Exercise directions - Print the listing that follows, character for character.

Extracted entries -
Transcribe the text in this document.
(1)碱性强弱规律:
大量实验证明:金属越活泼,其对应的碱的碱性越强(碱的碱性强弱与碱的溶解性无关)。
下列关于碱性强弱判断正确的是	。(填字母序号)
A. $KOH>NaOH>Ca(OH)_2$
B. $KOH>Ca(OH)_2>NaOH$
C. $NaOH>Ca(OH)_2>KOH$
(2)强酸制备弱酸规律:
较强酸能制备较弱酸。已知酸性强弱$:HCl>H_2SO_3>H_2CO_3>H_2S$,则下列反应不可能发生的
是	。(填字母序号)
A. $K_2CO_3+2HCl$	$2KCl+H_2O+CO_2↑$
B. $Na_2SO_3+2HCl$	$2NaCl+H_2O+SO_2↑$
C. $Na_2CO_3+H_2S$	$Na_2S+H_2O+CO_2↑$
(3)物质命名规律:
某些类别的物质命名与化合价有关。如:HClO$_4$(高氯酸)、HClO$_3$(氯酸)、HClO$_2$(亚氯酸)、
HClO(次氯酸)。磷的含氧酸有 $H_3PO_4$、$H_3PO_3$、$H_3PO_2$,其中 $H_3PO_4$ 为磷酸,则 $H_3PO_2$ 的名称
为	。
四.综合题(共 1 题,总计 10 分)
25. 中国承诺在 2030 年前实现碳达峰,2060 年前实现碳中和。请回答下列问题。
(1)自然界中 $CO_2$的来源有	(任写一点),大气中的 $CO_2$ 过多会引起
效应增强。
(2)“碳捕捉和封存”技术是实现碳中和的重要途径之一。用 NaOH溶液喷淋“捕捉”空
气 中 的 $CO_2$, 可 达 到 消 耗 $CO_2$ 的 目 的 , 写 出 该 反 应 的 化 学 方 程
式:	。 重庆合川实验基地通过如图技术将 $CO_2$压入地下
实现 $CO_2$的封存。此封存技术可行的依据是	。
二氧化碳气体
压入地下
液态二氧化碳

Task answer -
Transcribe the text in this document.
(1)碱性强弱规律:
大量实验证明:金属越活泼,其对应的碱的碱性越强(碱的碱性强弱与碱的溶解性无关)。
下列关于碱性强弱判断正确的是	。(填字母序号)
A. $KOH>NaOH>Ca(OH)_2$
B. $KOH>Ca(OH)_2>NaOH$
C. $NaOH>Ca(OH)_2>KOH$
(2)强酸制备弱酸规律:
较强酸能制备较弱酸。已知酸性强弱$:HCl>H_2SO_3>H_2CO_3>H_2S$,则下列反应不可能发生的
是	。(填字母序号)
A. $K_2CO_3+2HCl$	$2KCl+H_2O+CO_2↑$
B. $Na_2SO_3+2HCl$	$2NaCl+H_2O+SO_2↑$
C. $Na_2CO_3+H_2S$	$Na_2S+H_2O+CO_2↑$
(3)物质命名规律:
某些类别的物质命名与化合价有关。如:HClO$_4$(高氯酸)、HClO$_3$(氯酸)、HClO$_2$(亚氯酸)、
HClO(次氯酸)。磷的含氧酸有 $H_3PO_4$、$H_3PO_3$、$H_3PO_2$,其中 $H_3PO_4$ 为磷酸,则 $H_3PO_2$ 的名称
为	。
四.综合题(共 1 题,总计 10 分)
25. 中国承诺在 2030 年前实现碳达峰,2060 年前实现碳中和。请回答下列问题。
(1)自然界中 $CO_2$的来源有	(任写一点),大气中的 $CO_2$ 过多会引起
效应增强。
(2)“碳捕捉和封存”技术是实现碳中和的重要途径之一。用 NaOH溶液喷淋“捕捉”空
气 中 的 $CO_2$, 可 达 到 消 耗 $CO_2$ 的 目 的 , 写 出 该 反 应 的 化 学 方 程
式:	。 重庆合川实验基地通过如图技术将 $CO_2$压入地下
实现 $CO_2$的封存。此封存技术可行的依据是	。
二氧化碳气体
压入地下
液态二氧化碳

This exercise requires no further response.